* [Entries supplied]
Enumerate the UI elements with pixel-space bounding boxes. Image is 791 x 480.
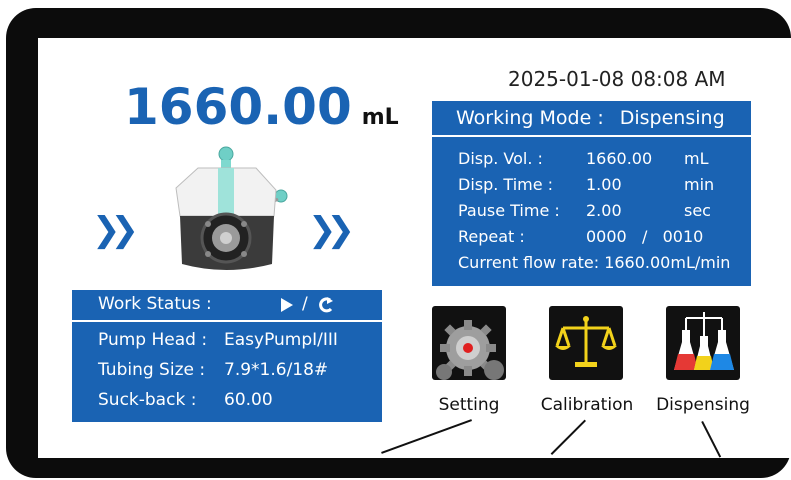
param-row-disp-vol: Disp. Vol. : 1660.00 mL: [458, 149, 709, 168]
info-value: 7.9*1.6/18#: [224, 360, 329, 380]
param-value: 1660.00: [586, 149, 653, 168]
pointer-line: [550, 419, 586, 455]
param-unit: min: [684, 175, 715, 194]
param-value: 2.00: [586, 201, 622, 220]
param-row-repeat: Repeat : 0000 / 0010: [458, 227, 703, 246]
dispensing-label: Dispensing: [656, 395, 750, 415]
param-value: 1.00: [586, 175, 622, 194]
mode-parameters-panel: Disp. Vol. : 1660.00 mL Disp. Time : 1.00 mi…: [432, 137, 751, 286]
param-value: 0000 / 0010: [586, 227, 704, 246]
peristaltic-pump-head-icon: [175, 146, 288, 270]
play-icon: [281, 298, 293, 312]
info-key: Suck-back :: [98, 390, 197, 410]
info-key: Pump Head :: [98, 330, 208, 350]
volume-display: 1660.00 mL: [124, 78, 399, 136]
info-row-pump-head: Pump Head : EasyPumpI/III: [98, 330, 338, 350]
info-row-tubing-size: Tubing Size : 7.9*1.6/18#: [98, 360, 328, 380]
refresh-icon: [319, 297, 333, 313]
info-key: Tubing Size :: [98, 360, 206, 380]
pointer-line: [701, 421, 722, 458]
param-unit: mL: [684, 149, 709, 168]
calibration-button[interactable]: [549, 306, 623, 380]
param-unit: sec: [684, 201, 711, 220]
status-separator: /: [302, 294, 308, 314]
flasks-icon: [674, 312, 734, 370]
param-key: Disp. Vol. :: [458, 149, 543, 168]
datetime-display: 2025-01-08 08:08 AM: [508, 67, 726, 91]
dispensing-button[interactable]: [666, 306, 740, 380]
pump-info-panel: Pump Head : EasyPumpI/III Tubing Size : 7.…: [72, 322, 382, 422]
working-mode-label: Working Mode :: [456, 107, 604, 129]
volume-value: 1660.00: [124, 78, 352, 136]
param-row-pause-time: Pause Time : 2.00 sec: [458, 201, 711, 220]
calibration-label: Calibration: [540, 395, 634, 415]
pointer-line: [381, 419, 472, 454]
info-row-suck-back: Suck-back : 60.00: [98, 390, 273, 410]
working-mode-value: Dispensing: [619, 107, 725, 129]
volume-unit: mL: [361, 105, 399, 130]
param-row-disp-time: Disp. Time : 1.00 min: [458, 175, 714, 194]
device-screen: 2025-01-08 08:08 AM 1660.00 mL ❯❯ ❯❯ Work…: [38, 38, 791, 458]
balance-scale-icon: [555, 316, 617, 367]
work-status-label: Work Status :: [98, 294, 212, 314]
info-value: EasyPumpI/III: [224, 330, 338, 350]
flow-direction-right-icon: ❯❯: [308, 210, 355, 250]
flow-direction-left-icon: ❯❯: [92, 210, 139, 250]
param-key: Pause Time :: [458, 201, 560, 220]
work-status-header: Work Status : /: [72, 290, 382, 320]
setting-label: Setting: [438, 395, 500, 415]
gear-icon: [436, 320, 504, 380]
param-key: Disp. Time :: [458, 175, 554, 194]
working-mode-header: Working Mode : Dispensing: [432, 101, 751, 135]
setting-button[interactable]: [432, 306, 506, 380]
param-key: Repeat :: [458, 227, 525, 246]
info-value: 60.00: [224, 390, 273, 410]
current-flow-rate: Current flow rate: 1660.00mL/min: [458, 253, 731, 272]
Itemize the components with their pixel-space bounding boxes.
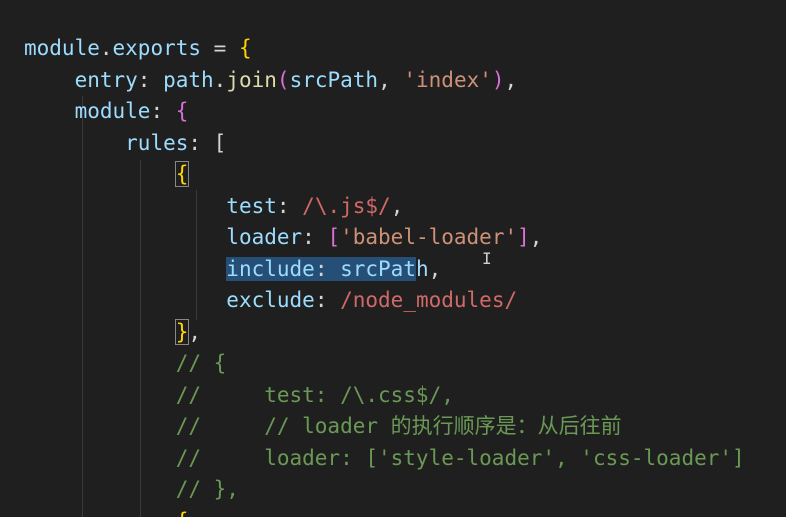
code-token: [ — [327, 225, 341, 249]
code-token: module — [24, 36, 100, 60]
code-line[interactable]: exclude: /node_modules/ — [24, 285, 786, 317]
code-token: : — [302, 225, 328, 249]
code-line[interactable]: module: { — [24, 96, 786, 128]
code-token: /node_modules/ — [340, 288, 518, 312]
code-line[interactable]: entry: path.join(srcPath, 'index'), — [24, 65, 786, 97]
code-token: : — [314, 256, 341, 281]
code-token: , — [529, 225, 543, 249]
code-line[interactable]: // loader: ['style-loader', 'css-loader'… — [24, 443, 786, 475]
code-token: , — [188, 319, 202, 344]
code-token: exports — [112, 36, 202, 60]
code-token: // test: /\.css$/, — [175, 382, 454, 407]
code-line[interactable]: { — [24, 159, 786, 191]
code-token: , — [390, 193, 404, 218]
code-token: 'index' — [403, 67, 492, 92]
code-token: { — [174, 161, 190, 187]
code-line[interactable]: // // loader 的执行顺序是：从后往前 — [24, 411, 786, 443]
code-line[interactable]: include: srcPath, — [24, 254, 786, 286]
code-line[interactable]: // }, — [24, 474, 786, 506]
code-token: include — [226, 256, 315, 281]
text-cursor-icon: I — [482, 249, 492, 268]
code-token: /\.js$/ — [302, 193, 391, 218]
code-token: path — [163, 67, 214, 92]
code-token: ] — [517, 225, 530, 249]
code-token: : — [314, 288, 341, 312]
code-token: module — [74, 99, 151, 123]
code-token: loader — [226, 225, 303, 249]
code-token: } — [174, 318, 190, 345]
code-token: rules — [125, 130, 189, 155]
code-line[interactable]: module.exports = { — [24, 33, 786, 65]
code-token: entry — [74, 67, 138, 92]
code-line[interactable]: rules: [ — [24, 128, 786, 160]
code-token: // // loader 的执行顺序是：从后往前 — [175, 414, 622, 438]
code-token: ( — [276, 67, 290, 92]
code-line[interactable]: { — [24, 506, 786, 517]
code-token: test — [226, 193, 277, 218]
code-token: , — [428, 256, 442, 281]
code-token: , — [504, 67, 518, 92]
code-line[interactable]: loader: ['babel-loader'], — [24, 222, 786, 254]
code-token: : — [137, 67, 164, 92]
code-token: [ — [213, 130, 227, 155]
code-token: srcPath — [289, 67, 379, 92]
code-token: : — [276, 193, 303, 218]
code-token: // { — [175, 351, 227, 375]
code-token: { — [176, 509, 189, 517]
code-line[interactable]: // test: /\.css$/, — [24, 380, 786, 412]
code-line[interactable]: // { — [24, 348, 786, 380]
code-token: 'babel-loader' — [340, 225, 518, 249]
code-token: // }, — [175, 477, 239, 501]
code-area[interactable]: module.exports = { entry: path.join(srcP… — [24, 33, 786, 517]
code-token: // loader: ['style-loader', 'css-loader'… — [175, 445, 745, 470]
code-line[interactable]: }, — [24, 317, 786, 349]
code-token: = — [201, 36, 239, 60]
code-token: , — [378, 67, 404, 92]
code-token: : — [150, 99, 176, 123]
code-editor[interactable]: module.exports = { entry: path.join(srcP… — [0, 0, 786, 517]
code-token: h — [415, 256, 429, 281]
code-token: exclude — [226, 288, 315, 312]
code-line[interactable]: test: /\.js$/, — [24, 191, 786, 223]
code-token: . — [213, 67, 227, 92]
code-token: : — [188, 130, 214, 155]
code-token: join — [226, 67, 277, 92]
code-token: ) — [491, 67, 505, 92]
code-token: srcPat — [340, 256, 416, 281]
code-token: . — [99, 36, 113, 60]
code-token: { — [238, 36, 252, 60]
code-token: { — [175, 99, 189, 123]
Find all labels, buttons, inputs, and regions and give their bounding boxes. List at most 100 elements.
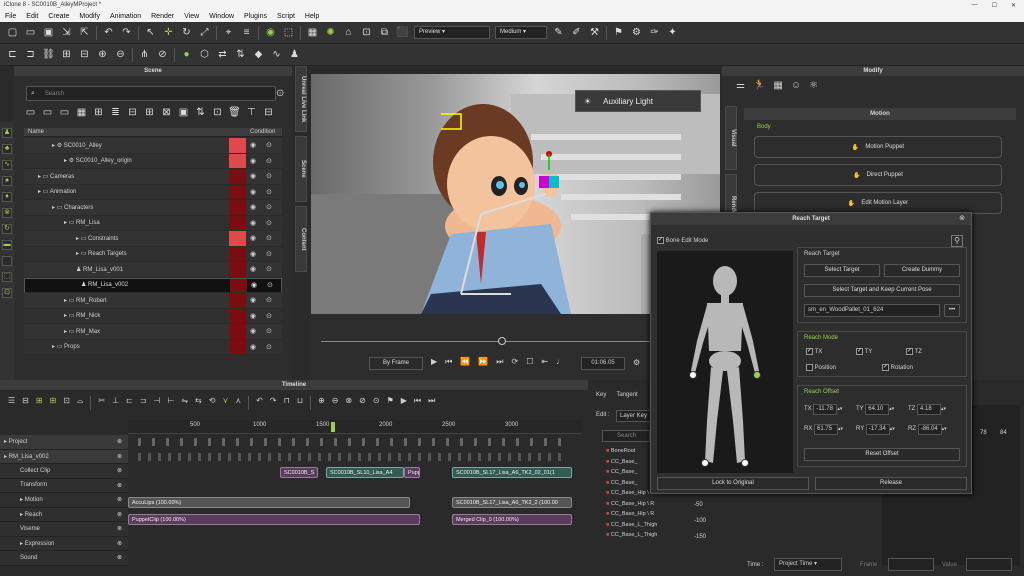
bake-icon[interactable]: ⇅ [234,48,247,61]
folder-icon[interactable]: ▭ [24,106,37,119]
sample-icon[interactable]: ⋎ [222,396,228,410]
motion-puppet-button[interactable]: ✋ Motion Puppet [754,136,1002,158]
spinner-icon[interactable]: ▴▾ [941,407,947,412]
magnet-icon[interactable]: ⊓ [284,396,290,410]
by-frame-button[interactable]: By Frame [369,357,423,370]
play-icon[interactable]: ▶ [401,396,407,410]
frame-icon[interactable]: ⊡ [360,26,373,39]
auxiliary-light-label[interactable]: ☀ Auxiliary Light [575,90,701,112]
key-filter-icon[interactable]: ⊞ [36,396,43,410]
lock-icon[interactable]: ⊙ [266,265,272,273]
next-icon[interactable]: ⏭ [428,396,435,410]
playback-slider-handle[interactable] [498,337,506,345]
puppet-icon[interactable]: ♟ [288,48,301,61]
quality-select[interactable]: Medium ▾ [495,26,547,39]
playhead[interactable] [331,422,335,432]
glasses-icon[interactable]: ⌓ [77,396,83,410]
maximize-icon[interactable]: ☐ [992,2,997,9]
browse-target-button[interactable]: ••• [944,304,960,317]
time-mode-select[interactable]: Project Time ▾ [774,558,842,571]
bone-list-item[interactable]: ■ CC_Base_L_Thigh [606,532,676,543]
spinner-icon[interactable]: ▴▾ [838,427,844,432]
track-options-icon[interactable]: ⊗ [117,511,122,518]
lock-icon[interactable]: ⊙ [267,280,273,291]
minimize-icon[interactable]: — [972,2,978,9]
list-icon[interactable]: ☰ [8,396,15,410]
align-icon[interactable]: ≡ [240,26,253,39]
offset-value-field[interactable]: 61.75 [814,424,839,435]
settings-icon[interactable]: ⚙ [633,358,640,367]
visibility-icon[interactable]: ◉ [250,250,256,258]
tree-icon[interactable]: ⊞ [92,106,105,119]
move-icon[interactable]: ✛ [162,26,175,39]
curve-icon[interactable]: ∿ [270,48,283,61]
sliders-icon[interactable]: ⚌ [736,80,745,91]
wand-icon[interactable]: ✦ [666,26,679,39]
motion-clip-1[interactable]: SC0010B_S [280,467,318,478]
tab-unreal-live-link[interactable]: Unreal Live Link [295,66,307,132]
hierarchy-icon[interactable]: ⋔ [138,48,151,61]
track-options-icon[interactable]: ⊗ [117,453,122,460]
snap-icon[interactable]: ⌖ [222,26,235,39]
scene-row[interactable]: ▸ ▭ Constraints ◉ ⊙ [24,231,282,247]
position-checkbox[interactable]: Position [806,364,836,371]
pin-icon[interactable]: ✎ [552,26,565,39]
visibility-icon[interactable]: ◉ [250,203,256,211]
paint-icon[interactable]: ✐ [570,26,583,39]
loop-icon[interactable]: ⟳ [512,357,519,367]
lock-icon[interactable]: ⊙ [266,172,272,180]
spinner-icon[interactable]: ▴▾ [942,427,948,432]
prev-icon[interactable]: ⏮ [414,396,421,410]
pin-icon[interactable]: ⊤ [245,106,258,119]
settings-icon[interactable]: ⊡ [211,106,224,119]
fit-icon[interactable]: ⊗ [345,396,352,410]
filter-icon[interactable]: ⊠ [160,106,173,119]
record-icon[interactable]: ● [180,48,193,61]
align-center-icon[interactable]: ⊐ [24,48,37,61]
visibility-icon[interactable]: ◉ [250,188,256,196]
flatten-icon[interactable]: ⋏ [235,396,241,410]
lock-icon[interactable]: ⊙ [266,327,272,335]
undo-key-icon[interactable]: ↶ [256,396,263,410]
group-icon[interactable]: ⊞ [60,48,73,61]
save-icon[interactable]: ▣ [42,26,55,39]
sort-icon[interactable]: ⇅ [194,106,207,119]
select-keep-pose-button[interactable]: Select Target and Keep Current Pose [804,284,960,297]
menu-item-window[interactable]: Window [209,13,234,20]
motion-icon[interactable]: ⚙ [630,26,643,39]
scene-row[interactable]: ▸ ▭ Cameras ◉ ⊙ [24,169,282,185]
morph-icon[interactable]: ♦ [2,192,12,202]
target-name-field[interactable]: sm_en_WoodPallet_01_624 [804,304,940,317]
lock-icon[interactable]: ⊙ [266,141,272,149]
timeline-track-header[interactable]: ▸ Reach ⊗ [0,507,128,522]
grid-icon[interactable]: ▦ [306,26,319,39]
visibility-icon[interactable]: ◉ [250,157,256,165]
key-icon[interactable]: ◆ [252,48,265,61]
box-icon[interactable]: ⬛ [396,26,409,39]
ungroup-icon[interactable]: ⊟ [78,48,91,61]
timeline-track-header[interactable]: ▸ Project ⊗ [0,435,128,450]
select-box-icon[interactable]: ⬚ [2,272,12,282]
track-options-icon[interactable]: ⊗ [117,496,122,503]
cut-icon[interactable]: ✂ [98,396,105,410]
remove-icon[interactable]: ⊣ [153,396,160,410]
list-icon[interactable]: ≣ [109,106,122,119]
hide-icon[interactable]: ⊟ [262,106,275,119]
stop-icon[interactable]: ☐ [526,357,533,367]
prev-key-icon[interactable]: ⏪ [460,357,470,367]
scene-row[interactable]: ▸ ▭ Animation ◉ ⊙ [24,184,282,200]
menu-item-help[interactable]: Help [305,13,319,20]
timeline-track-header[interactable]: ▸ Expression ⊗ [0,536,128,551]
visibility-icon[interactable]: ◉ [251,280,257,291]
timeline-track-header[interactable]: Sound ⊗ [0,551,128,566]
flag-icon[interactable]: ⚑ [387,396,394,410]
direct-puppet-button[interactable]: ✋ Direct Puppet [754,164,1002,186]
bone-list-item[interactable]: ■ CC_Base_Hip \ R [606,511,676,522]
scene-row[interactable]: ▸ ▭ RM_Robert ◉ ⊙ [24,293,282,309]
timeline-track-header[interactable]: ▸ RM_Lisa_v002 ⊗ [0,449,128,464]
track-options-icon[interactable]: ⊗ [117,540,122,547]
play-icon[interactable]: ▶ [431,357,437,367]
offset-value-field[interactable]: -11.78 [813,404,838,415]
motion-path-icon[interactable]: ⬡ [198,48,211,61]
preview-select[interactable]: Preview ▾ [414,26,490,39]
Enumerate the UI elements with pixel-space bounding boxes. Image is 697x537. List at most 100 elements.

* [Request]
Can you repeat these lines word for word, from the line with "bake-icon[interactable]: ⇅ [234,48,247,61]" up to and including the line with "by-frame-button[interactable]: By Frame"?

* [The reply]
bake-icon[interactable]: ⇅ [234,48,247,61]
folder-icon[interactable]: ▭ [24,106,37,119]
sample-icon[interactable]: ⋎ [222,396,228,410]
motion-puppet-button[interactable]: ✋ Motion Puppet [754,136,1002,158]
spinner-icon[interactable]: ▴▾ [941,407,947,412]
magnet-icon[interactable]: ⊓ [284,396,290,410]
by-frame-button[interactable]: By Frame [369,357,423,370]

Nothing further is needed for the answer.